▶ **Exercise description**
Repeat the listing that follows, character for character, minus the pictures.

· · · · · · ·

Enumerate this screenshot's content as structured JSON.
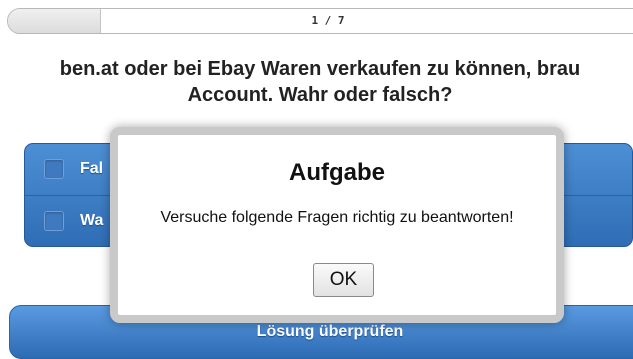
{
  "progress": {
    "text": "1 / 7",
    "current": 1,
    "total": 7,
    "fraction": 0.143
  },
  "question": {
    "text": "ben.at oder bei Ebay Waren verkaufen zu können, brau\nAccount. Wahr oder falsch?"
  },
  "options": [
    {
      "label": "Fal",
      "checked": false
    },
    {
      "label": "Wa",
      "checked": false
    }
  ],
  "check_button": {
    "label": "Lösung überprüfen"
  },
  "dialog": {
    "title": "Aufgabe",
    "message": "Versuche folgende Fragen richtig zu beantworten!",
    "ok_label": "OK"
  },
  "colors": {
    "accent": "#3a7cc4",
    "dialog_border": "#c9c9c9"
  }
}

· · · · · · ·

▶ **Reply to the task**
Enumerate this screenshot's content as structured JSON.
{
  "progress": {
    "text": "1 / 7",
    "current": 1,
    "total": 7,
    "fraction": 0.143
  },
  "question": {
    "text": "ben.at oder bei Ebay Waren verkaufen zu können, brau\nAccount. Wahr oder falsch?"
  },
  "options": [
    {
      "label": "Fal",
      "checked": false
    },
    {
      "label": "Wa",
      "checked": false
    }
  ],
  "check_button": {
    "label": "Lösung überprüfen"
  },
  "dialog": {
    "title": "Aufgabe",
    "message": "Versuche folgende Fragen richtig zu beantworten!",
    "ok_label": "OK"
  },
  "colors": {
    "accent": "#3a7cc4",
    "dialog_border": "#c9c9c9"
  }
}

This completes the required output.